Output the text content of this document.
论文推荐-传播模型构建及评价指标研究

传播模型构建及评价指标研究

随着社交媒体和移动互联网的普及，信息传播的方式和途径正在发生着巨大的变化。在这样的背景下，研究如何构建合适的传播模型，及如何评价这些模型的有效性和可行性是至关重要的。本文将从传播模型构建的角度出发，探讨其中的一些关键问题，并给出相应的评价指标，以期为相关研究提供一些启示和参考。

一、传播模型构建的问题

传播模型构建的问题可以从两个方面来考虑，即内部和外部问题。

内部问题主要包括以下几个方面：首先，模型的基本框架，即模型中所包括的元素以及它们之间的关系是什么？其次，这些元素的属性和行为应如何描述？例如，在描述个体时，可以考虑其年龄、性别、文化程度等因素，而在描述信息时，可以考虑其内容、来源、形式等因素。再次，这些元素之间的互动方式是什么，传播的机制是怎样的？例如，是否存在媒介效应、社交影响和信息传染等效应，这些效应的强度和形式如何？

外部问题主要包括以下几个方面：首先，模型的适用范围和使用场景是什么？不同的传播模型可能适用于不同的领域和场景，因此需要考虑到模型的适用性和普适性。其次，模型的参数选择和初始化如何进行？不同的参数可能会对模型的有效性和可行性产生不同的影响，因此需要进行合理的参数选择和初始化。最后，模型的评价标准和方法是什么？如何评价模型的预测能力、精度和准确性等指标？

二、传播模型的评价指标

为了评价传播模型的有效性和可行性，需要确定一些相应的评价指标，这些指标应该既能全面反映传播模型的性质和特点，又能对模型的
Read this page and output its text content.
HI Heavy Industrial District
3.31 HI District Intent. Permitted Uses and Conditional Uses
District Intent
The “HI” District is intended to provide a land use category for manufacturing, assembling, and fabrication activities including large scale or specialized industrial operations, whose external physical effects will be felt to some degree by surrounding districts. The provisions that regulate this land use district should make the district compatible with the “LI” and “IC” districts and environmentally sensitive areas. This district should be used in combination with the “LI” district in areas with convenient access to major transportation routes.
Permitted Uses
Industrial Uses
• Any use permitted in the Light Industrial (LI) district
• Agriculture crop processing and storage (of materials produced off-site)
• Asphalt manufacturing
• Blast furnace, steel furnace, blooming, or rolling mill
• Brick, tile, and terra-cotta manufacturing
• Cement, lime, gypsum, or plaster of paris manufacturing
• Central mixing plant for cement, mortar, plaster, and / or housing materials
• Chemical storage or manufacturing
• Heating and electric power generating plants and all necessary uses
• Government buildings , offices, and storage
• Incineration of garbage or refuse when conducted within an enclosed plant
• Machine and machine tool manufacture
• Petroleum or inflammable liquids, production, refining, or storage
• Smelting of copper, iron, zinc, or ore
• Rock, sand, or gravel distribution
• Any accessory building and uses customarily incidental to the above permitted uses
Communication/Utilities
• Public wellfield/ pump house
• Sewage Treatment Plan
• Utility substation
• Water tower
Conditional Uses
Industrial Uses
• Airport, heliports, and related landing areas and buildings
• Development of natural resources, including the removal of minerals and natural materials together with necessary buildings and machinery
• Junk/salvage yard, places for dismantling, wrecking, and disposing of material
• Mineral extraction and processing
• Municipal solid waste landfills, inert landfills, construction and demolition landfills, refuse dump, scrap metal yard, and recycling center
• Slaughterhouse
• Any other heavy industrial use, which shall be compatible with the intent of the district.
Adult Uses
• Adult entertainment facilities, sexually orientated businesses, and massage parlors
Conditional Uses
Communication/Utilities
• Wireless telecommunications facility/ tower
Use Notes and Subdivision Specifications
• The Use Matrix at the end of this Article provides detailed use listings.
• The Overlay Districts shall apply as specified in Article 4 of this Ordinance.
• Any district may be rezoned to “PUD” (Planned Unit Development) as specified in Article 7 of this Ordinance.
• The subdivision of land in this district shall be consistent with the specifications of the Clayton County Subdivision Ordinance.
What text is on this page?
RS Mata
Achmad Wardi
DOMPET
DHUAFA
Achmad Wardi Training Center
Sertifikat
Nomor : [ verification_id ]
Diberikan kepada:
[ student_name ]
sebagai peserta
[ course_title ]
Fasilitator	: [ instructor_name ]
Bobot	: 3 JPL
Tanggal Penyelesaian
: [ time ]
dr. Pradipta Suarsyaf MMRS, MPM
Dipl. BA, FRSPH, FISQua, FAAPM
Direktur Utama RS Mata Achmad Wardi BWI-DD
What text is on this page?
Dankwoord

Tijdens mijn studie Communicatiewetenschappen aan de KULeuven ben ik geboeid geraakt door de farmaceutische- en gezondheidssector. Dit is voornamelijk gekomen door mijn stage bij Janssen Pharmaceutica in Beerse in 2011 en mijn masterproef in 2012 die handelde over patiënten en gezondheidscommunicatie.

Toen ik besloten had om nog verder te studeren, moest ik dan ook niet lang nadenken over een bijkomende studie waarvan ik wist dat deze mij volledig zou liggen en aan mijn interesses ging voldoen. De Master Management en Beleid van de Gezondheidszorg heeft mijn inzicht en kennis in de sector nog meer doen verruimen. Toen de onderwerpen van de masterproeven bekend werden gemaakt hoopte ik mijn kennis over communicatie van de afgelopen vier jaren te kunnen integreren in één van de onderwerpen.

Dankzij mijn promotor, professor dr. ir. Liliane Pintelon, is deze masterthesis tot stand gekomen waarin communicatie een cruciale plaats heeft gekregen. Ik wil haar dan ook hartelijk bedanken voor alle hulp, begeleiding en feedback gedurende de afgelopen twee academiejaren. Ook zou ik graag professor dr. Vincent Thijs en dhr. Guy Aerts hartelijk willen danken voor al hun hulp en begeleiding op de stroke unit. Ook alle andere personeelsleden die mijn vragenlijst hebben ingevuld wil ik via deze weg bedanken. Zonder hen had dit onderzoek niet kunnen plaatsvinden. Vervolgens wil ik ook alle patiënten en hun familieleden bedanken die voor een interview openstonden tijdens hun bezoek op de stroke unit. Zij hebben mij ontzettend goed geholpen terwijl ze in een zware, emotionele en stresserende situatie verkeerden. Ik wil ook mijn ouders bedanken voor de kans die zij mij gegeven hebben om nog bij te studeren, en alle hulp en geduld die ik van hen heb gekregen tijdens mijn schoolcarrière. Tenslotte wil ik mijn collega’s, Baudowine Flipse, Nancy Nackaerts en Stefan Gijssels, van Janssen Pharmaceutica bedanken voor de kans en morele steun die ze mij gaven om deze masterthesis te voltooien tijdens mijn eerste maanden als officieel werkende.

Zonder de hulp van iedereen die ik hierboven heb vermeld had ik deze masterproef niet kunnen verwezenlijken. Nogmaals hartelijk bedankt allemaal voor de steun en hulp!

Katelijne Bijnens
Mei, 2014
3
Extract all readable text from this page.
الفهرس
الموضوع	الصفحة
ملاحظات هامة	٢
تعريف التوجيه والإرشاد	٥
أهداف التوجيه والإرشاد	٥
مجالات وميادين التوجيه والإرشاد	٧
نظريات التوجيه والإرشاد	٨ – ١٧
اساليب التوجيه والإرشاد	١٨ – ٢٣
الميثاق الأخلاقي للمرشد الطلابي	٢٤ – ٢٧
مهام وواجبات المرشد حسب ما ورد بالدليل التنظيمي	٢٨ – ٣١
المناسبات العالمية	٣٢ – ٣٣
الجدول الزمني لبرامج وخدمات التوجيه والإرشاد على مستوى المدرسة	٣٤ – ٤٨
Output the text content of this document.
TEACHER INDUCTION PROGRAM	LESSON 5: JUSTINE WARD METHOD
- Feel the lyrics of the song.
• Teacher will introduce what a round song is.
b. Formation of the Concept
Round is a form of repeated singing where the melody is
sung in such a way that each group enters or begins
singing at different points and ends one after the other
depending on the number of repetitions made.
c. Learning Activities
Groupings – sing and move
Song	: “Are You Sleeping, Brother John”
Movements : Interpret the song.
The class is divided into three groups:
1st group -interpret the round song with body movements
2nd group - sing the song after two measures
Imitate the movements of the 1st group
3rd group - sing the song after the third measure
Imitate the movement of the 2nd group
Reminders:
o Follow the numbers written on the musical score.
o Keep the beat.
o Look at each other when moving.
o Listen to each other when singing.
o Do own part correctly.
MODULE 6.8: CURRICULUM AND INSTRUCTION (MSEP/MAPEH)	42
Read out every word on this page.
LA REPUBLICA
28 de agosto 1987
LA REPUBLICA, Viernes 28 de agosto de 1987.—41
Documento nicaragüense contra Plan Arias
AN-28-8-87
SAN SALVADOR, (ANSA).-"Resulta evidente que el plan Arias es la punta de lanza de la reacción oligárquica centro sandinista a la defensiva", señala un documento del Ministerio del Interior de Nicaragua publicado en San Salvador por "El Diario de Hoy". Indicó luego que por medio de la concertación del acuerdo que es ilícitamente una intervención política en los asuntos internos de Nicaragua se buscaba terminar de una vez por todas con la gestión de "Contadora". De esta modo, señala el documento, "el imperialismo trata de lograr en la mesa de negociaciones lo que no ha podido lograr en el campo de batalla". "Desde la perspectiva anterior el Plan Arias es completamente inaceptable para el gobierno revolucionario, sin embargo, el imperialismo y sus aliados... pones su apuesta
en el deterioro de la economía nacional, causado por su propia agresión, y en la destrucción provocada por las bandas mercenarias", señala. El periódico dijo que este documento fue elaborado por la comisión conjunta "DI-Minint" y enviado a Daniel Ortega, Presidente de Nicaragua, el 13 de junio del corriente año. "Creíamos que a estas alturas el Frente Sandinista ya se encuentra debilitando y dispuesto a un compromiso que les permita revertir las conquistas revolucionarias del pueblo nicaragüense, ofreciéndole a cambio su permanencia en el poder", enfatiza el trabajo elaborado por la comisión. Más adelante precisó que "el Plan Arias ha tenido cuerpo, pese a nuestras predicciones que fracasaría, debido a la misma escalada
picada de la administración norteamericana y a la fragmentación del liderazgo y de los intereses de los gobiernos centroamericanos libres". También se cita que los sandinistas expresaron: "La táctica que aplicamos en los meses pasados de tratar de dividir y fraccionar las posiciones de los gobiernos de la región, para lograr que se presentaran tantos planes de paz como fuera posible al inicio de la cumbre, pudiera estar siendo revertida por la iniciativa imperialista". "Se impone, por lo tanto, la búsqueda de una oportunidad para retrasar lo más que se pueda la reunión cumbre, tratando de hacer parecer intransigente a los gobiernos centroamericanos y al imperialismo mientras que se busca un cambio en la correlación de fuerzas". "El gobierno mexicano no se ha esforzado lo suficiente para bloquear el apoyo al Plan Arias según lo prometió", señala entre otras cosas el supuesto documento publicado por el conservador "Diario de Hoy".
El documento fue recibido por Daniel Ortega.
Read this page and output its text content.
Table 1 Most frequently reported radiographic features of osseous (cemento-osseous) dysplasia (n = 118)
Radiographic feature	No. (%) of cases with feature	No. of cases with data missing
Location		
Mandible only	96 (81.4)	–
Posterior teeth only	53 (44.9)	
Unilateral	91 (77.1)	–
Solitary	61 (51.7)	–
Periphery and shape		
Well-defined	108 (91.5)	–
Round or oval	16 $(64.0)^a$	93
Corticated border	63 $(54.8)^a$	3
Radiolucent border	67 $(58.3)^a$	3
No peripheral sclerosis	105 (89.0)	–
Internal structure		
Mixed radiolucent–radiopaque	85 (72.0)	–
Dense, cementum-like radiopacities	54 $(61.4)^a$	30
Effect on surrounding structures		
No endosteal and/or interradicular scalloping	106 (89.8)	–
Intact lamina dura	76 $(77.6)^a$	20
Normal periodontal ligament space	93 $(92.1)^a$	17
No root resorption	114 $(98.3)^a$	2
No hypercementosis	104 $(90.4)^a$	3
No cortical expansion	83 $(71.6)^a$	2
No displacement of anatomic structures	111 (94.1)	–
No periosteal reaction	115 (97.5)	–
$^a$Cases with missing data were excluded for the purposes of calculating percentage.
++++++++
THE REQUEST: Read the data above and count the lines that include "Nicaragua". Answer only with the count.

ANSWER FOR THIS EXERCISE: 2